Dataset rows
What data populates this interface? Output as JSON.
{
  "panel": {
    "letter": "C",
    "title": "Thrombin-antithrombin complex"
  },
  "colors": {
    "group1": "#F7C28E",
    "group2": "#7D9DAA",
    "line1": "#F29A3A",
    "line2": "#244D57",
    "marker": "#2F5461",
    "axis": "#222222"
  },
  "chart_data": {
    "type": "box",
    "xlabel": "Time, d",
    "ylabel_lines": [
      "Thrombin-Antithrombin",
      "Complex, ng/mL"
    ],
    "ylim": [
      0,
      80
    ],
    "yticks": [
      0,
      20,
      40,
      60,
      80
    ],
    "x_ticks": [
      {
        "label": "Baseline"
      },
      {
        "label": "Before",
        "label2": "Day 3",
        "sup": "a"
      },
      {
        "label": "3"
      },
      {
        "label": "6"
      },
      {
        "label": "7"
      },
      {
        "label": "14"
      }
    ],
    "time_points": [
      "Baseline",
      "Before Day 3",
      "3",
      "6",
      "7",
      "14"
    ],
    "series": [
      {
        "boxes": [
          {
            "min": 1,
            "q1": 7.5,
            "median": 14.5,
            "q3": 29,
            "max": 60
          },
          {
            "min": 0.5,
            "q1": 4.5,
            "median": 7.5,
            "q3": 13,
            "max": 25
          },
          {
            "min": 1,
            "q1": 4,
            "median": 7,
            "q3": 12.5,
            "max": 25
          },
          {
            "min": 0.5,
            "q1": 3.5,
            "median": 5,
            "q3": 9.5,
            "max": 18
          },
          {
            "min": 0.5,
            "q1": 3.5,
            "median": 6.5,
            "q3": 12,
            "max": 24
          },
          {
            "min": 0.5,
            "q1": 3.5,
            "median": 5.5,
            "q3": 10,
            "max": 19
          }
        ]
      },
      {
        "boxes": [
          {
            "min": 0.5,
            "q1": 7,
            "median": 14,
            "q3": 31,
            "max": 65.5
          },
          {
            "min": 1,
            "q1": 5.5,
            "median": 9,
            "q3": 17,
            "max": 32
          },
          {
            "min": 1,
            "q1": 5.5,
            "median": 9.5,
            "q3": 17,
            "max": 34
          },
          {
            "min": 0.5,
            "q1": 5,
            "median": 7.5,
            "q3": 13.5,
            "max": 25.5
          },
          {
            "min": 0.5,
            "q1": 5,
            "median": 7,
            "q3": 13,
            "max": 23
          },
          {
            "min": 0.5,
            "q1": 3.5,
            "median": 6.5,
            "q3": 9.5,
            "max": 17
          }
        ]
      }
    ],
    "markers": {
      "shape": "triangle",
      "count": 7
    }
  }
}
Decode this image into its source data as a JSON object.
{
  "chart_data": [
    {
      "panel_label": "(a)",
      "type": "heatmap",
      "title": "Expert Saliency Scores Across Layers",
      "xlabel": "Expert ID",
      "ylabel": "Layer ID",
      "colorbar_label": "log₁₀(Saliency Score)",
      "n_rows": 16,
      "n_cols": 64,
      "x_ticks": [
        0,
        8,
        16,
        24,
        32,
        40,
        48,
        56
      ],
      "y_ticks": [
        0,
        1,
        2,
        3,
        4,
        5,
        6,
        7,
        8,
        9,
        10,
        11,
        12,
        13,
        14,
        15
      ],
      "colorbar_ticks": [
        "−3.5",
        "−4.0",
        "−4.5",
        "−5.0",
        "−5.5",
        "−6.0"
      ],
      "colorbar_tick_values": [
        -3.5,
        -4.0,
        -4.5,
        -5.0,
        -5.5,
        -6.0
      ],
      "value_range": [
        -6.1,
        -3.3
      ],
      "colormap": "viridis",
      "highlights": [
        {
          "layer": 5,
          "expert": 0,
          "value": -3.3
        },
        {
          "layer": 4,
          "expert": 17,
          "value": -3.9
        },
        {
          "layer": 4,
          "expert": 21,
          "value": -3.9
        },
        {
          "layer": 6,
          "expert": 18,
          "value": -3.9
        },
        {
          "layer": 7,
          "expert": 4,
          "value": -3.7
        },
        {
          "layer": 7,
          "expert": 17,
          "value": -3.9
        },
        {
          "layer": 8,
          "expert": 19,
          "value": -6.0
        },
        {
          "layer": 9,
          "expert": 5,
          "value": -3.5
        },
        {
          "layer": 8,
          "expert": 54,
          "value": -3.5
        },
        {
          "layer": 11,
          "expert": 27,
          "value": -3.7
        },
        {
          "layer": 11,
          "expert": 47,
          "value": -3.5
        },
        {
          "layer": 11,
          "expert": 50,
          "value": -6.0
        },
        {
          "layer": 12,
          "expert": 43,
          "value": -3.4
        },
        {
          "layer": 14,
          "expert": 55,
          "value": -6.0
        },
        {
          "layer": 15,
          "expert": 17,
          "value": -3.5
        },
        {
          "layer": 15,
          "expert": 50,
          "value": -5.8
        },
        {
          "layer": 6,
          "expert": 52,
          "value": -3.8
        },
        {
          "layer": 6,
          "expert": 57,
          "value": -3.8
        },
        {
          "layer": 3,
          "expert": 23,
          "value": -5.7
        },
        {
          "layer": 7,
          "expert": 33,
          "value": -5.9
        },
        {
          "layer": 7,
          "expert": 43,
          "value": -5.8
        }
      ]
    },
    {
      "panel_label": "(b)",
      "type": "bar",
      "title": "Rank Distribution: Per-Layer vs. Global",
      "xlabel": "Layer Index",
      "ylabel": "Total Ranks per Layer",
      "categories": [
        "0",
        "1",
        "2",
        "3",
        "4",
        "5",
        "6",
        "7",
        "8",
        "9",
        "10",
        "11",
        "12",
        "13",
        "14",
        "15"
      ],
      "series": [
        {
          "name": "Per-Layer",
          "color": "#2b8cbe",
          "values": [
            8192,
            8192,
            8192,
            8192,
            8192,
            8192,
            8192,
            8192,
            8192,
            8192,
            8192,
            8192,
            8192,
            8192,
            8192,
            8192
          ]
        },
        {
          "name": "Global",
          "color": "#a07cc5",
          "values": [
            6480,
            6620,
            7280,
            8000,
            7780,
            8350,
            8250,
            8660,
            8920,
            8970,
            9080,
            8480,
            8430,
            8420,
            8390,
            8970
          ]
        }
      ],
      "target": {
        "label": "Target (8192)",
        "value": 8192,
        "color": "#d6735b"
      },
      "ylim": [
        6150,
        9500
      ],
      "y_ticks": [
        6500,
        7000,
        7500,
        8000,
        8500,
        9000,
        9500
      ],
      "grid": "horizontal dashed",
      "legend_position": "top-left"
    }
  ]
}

Written instruction →
Return the listing above in full, character for character.

The output →
What data populates this interface? Output as JSON.
{
  "panel": {
    "letter": "C",
    "title": "Thrombin-antithrombin complex"
  },
  "colors": {
    "group1": "#F7C28E",
    "group2": "#7D9DAA",
    "line1": "#F29A3A",
    "line2": "#244D57",
    "marker": "#2F5461",
    "axis": "#222222"
  },
  "chart_data": {
    "type": "box",
    "xlabel": "Time, d",
    "ylabel_lines": [
      "Thrombin-Antithrombin",
      "Complex, ng/mL"
    ],
    "ylim": [
      0,
      80
    ],
    "yticks": [
      0,
      20,
      40,
      60,
      80
    ],
    "x_ticks": [
      {
        "label": "Baseline"
      },
      {
        "label": "Before",
        "label2": "Day 3",
        "sup": "a"
      },
      {
        "label": "3"
      },
      {
        "label": "6"
      },
      {
        "label": "7"
      },
      {
        "label": "14"
      }
    ],
    "time_points": [
      "Baseline",
      "Before Day 3",
      "3",
      "6",
      "7",
      "14"
    ],
    "series": [
      {
        "boxes": [
          {
            "min": 1,
            "q1": 7.5,
            "median": 14.5,
            "q3": 29,
            "max": 60
          },
          {
            "min": 0.5,
            "q1": 4.5,
            "median": 7.5,
            "q3": 13,
            "max": 25
          },
          {
            "min": 1,
            "q1": 4,
            "median": 7,
            "q3": 12.5,
            "max": 25
          },
          {
            "min": 0.5,
            "q1": 3.5,
            "median": 5,
            "q3": 9.5,
            "max": 18
          },
          {
            "min": 0.5,
            "q1": 3.5,
            "median": 6.5,
            "q3": 12,
            "max": 24
          },
          {
            "min": 0.5,
            "q1": 3.5,
            "median": 5.5,
            "q3": 10,
            "max": 19
          }
        ]
      },
      {
        "boxes": [
          {
            "min": 0.5,
            "q1": 7,
            "median": 14,
            "q3": 31,
            "max": 65.5
          },
          {
            "min": 1,
            "q1": 5.5,
            "median": 9,
            "q3": 17,
            "max": 32
          },
          {
            "min": 1,
            "q1": 5.5,
            "median": 9.5,
            "q3": 17,
            "max": 34
          },
          {
            "min": 0.5,
            "q1": 5,
            "median": 7.5,
            "q3": 13.5,
            "max": 25.5
          },
          {
            "min": 0.5,
            "q1": 5,
            "median": 7,
            "q3": 13,
            "max": 23
          },
          {
            "min": 0.5,
            "q1": 3.5,
            "median": 6.5,
            "q3": 9.5,
            "max": 17
          }
        ]
      }
    ],
    "markers": {
      "shape": "triangle",
      "count": 7
    }
  }
}
Decode this image into its source data as a JSON object.
{
  "chart_data": [
    {
      "panel_label": "(a)",
      "type": "heatmap",
      "title": "Expert Saliency Scores Across Layers",
      "xlabel": "Expert ID",
      "ylabel": "Layer ID",
      "colorbar_label": "log₁₀(Saliency Score)",
      "n_rows": 16,
      "n_cols": 64,
      "x_ticks": [
        0,
        8,
        16,
        24,
        32,
        40,
        48,
        56
      ],
      "y_ticks": [
        0,
        1,
        2,
        3,
        4,
        5,
        6,
        7,
        8,
        9,
        10,
        11,
        12,
        13,
        14,
        15
      ],
      "colorbar_ticks": [
        "−3.5",
        "−4.0",
        "−4.5",
        "−5.0",
        "−5.5",
        "−6.0"
      ],
      "colorbar_tick_values": [
        -3.5,
        -4.0,
        -4.5,
        -5.0,
        -5.5,
        -6.0
      ],
      "value_range": [
        -6.1,
        -3.3
      ],
      "colormap": "viridis",
      "highlights": [
        {
          "layer": 5,
          "expert": 0,
          "value": -3.3
        },
        {
          "layer": 4,
          "expert": 17,
          "value": -3.9
        },
        {
          "layer": 4,
          "expert": 21,
          "value": -3.9
        },
        {
          "layer": 6,
          "expert": 18,
          "value": -3.9
        },
        {
          "layer": 7,
          "expert": 4,
          "value": -3.7
        },
        {
          "layer": 7,
          "expert": 17,
          "value": -3.9
        },
        {
          "layer": 8,
          "expert": 19,
          "value": -6.0
        },
        {
          "layer": 9,
          "expert": 5,
          "value": -3.5
        },
        {
          "layer": 8,
          "expert": 54,
          "value": -3.5
        },
        {
          "layer": 11,
          "expert": 27,
          "value": -3.7
        },
        {
          "layer": 11,
          "expert": 47,
          "value": -3.5
        },
        {
          "layer": 11,
          "expert": 50,
          "value": -6.0
        },
        {
          "layer": 12,
          "expert": 43,
          "value": -3.4
        },
        {
          "layer": 14,
          "expert": 55,
          "value": -6.0
        },
        {
          "layer": 15,
          "expert": 17,
          "value": -3.5
        },
        {
          "layer": 15,
          "expert": 50,
          "value": -5.8
        },
        {
          "layer": 6,
          "expert": 52,
          "value": -3.8
        },
        {
          "layer": 6,
          "expert": 57,
          "value": -3.8
        },
        {
          "layer": 3,
          "expert": 23,
          "value": -5.7
        },
        {
          "layer": 7,
          "expert": 33,
          "value": -5.9
        },
        {
          "layer": 7,
          "expert": 43,
          "value": -5.8
        }
      ]
    },
    {
      "panel_label": "(b)",
      "type": "bar",
      "title": "Rank Distribution: Per-Layer vs. Global",
      "xlabel": "Layer Index",
      "ylabel": "Total Ranks per Layer",
      "categories": [
        "0",
        "1",
        "2",
        "3",
        "4",
        "5",
        "6",
        "7",
        "8",
        "9",
        "10",
        "11",
        "12",
        "13",
        "14",
        "15"
      ],
      "series": [
        {
          "name": "Per-Layer",
          "color": "#2b8cbe",
          "values": [
            8192,
            8192,
            8192,
            8192,
            8192,
            8192,
            8192,
            8192,
            8192,
            8192,
            8192,
            8192,
            8192,
            8192,
            8192,
            8192
          ]
        },
        {
          "name": "Global",
          "color": "#a07cc5",
          "values": [
            6480,
            6620,
            7280,
            8000,
            7780,
            8350,
            8250,
            8660,
            8920,
            8970,
            9080,
            8480,
            8430,
            8420,
            8390,
            8970
          ]
        }
      ],
      "target": {
        "label": "Target (8192)",
        "value": 8192,
        "color": "#d6735b"
      },
      "ylim": [
        6150,
        9500
      ],
      "y_ticks": [
        6500,
        7000,
        7500,
        8000,
        8500,
        9000,
        9500
      ],
      "grid": "horizontal dashed",
      "legend_position": "top-left"
    }
  ]
}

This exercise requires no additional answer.